WHAT IS BEING ASKED: The answer must consist of every line below containing "with".
-- WORKING DATA follows --
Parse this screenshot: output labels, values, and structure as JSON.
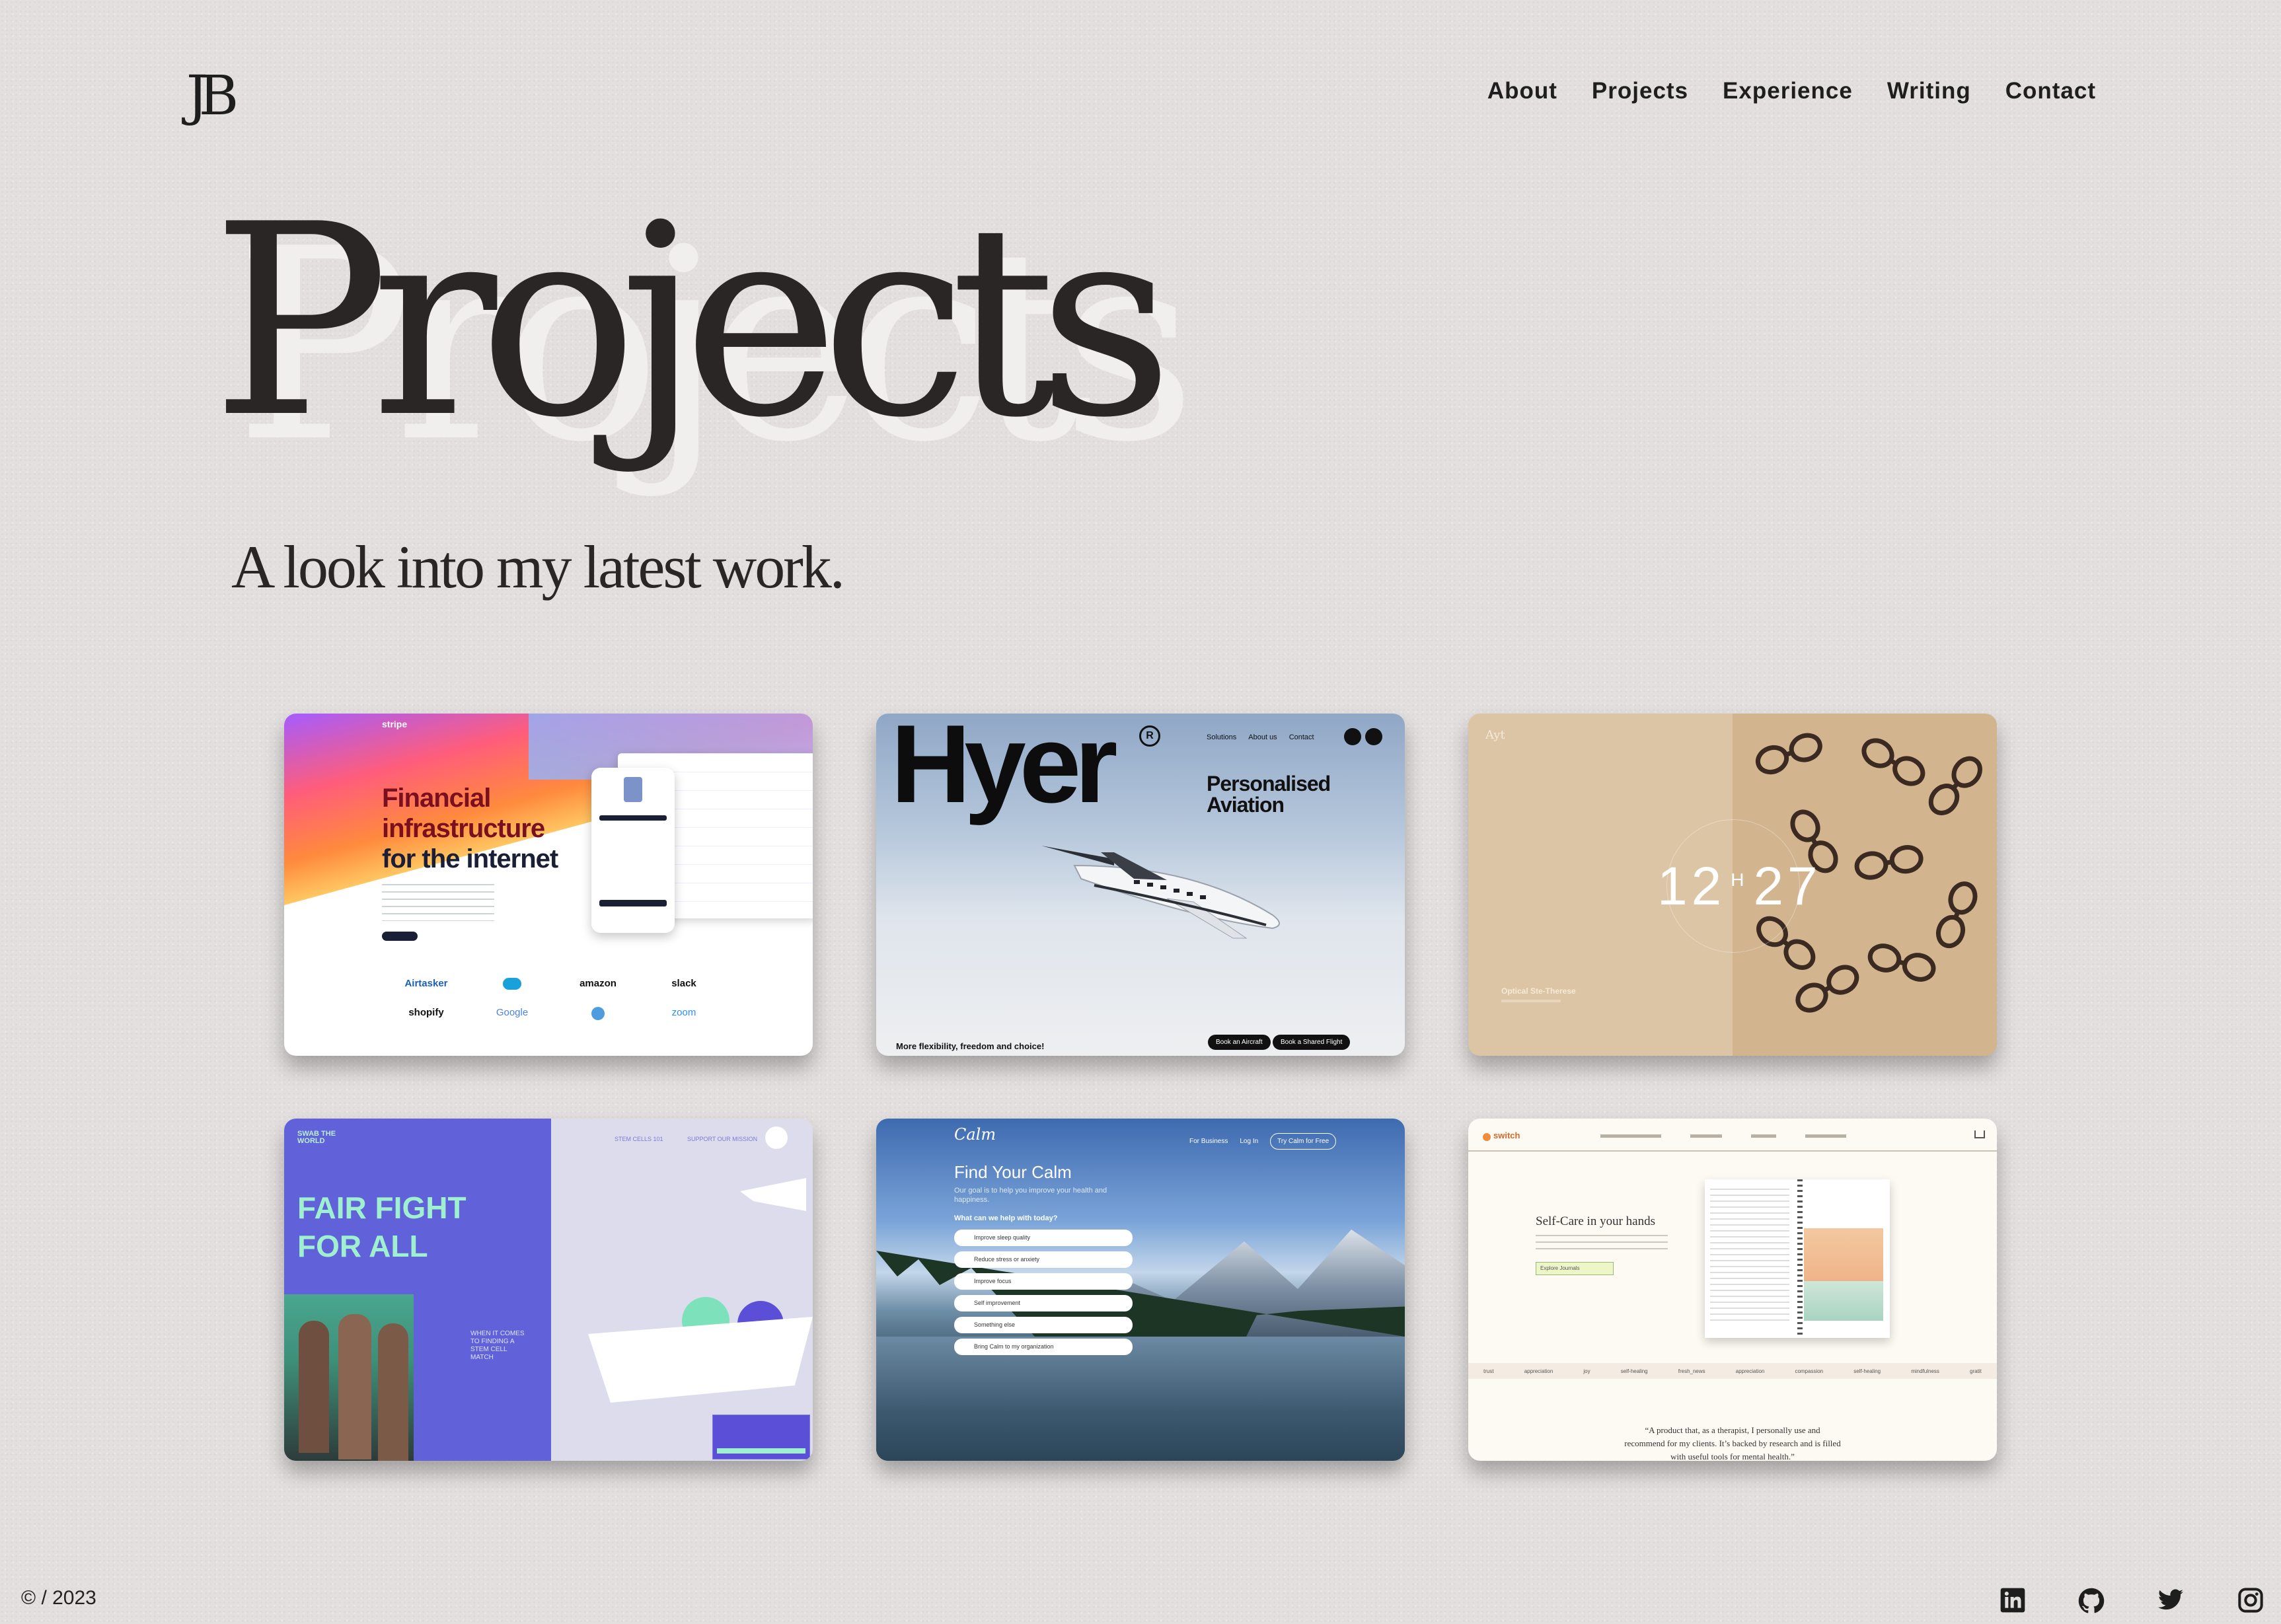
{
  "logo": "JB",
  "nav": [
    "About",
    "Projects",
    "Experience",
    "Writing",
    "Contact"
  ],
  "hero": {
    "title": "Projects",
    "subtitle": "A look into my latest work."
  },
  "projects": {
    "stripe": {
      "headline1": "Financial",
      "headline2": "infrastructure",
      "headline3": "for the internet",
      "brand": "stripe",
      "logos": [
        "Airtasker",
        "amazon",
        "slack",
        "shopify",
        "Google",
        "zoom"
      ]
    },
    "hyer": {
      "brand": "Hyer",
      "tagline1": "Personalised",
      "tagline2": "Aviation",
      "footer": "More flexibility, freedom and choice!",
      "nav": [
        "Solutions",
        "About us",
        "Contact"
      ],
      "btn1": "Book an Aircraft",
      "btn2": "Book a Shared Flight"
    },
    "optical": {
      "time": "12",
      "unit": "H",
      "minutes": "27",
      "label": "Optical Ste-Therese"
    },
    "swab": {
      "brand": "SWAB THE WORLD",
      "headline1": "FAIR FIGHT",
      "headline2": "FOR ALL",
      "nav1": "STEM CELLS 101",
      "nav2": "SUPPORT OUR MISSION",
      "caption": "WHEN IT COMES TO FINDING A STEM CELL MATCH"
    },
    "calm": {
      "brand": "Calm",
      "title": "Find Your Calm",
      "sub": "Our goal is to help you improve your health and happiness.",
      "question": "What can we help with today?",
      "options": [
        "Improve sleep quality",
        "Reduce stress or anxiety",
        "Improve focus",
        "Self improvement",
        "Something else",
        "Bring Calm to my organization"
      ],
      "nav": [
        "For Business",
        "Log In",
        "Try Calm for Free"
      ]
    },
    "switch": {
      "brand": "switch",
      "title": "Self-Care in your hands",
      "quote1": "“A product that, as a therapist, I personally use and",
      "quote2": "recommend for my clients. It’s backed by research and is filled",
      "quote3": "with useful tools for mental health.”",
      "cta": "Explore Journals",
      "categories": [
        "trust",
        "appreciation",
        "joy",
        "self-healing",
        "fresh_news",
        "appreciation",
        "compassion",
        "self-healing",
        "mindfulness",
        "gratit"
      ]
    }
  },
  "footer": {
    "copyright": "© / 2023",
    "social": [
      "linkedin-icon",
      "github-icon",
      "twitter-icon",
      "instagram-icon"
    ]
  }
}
-- WORKING DATA concluded --
SOLUTION FOR THIS PROBLEM:
      "question": "What can we help with today?",
      "quote3": "with useful tools for mental health.”",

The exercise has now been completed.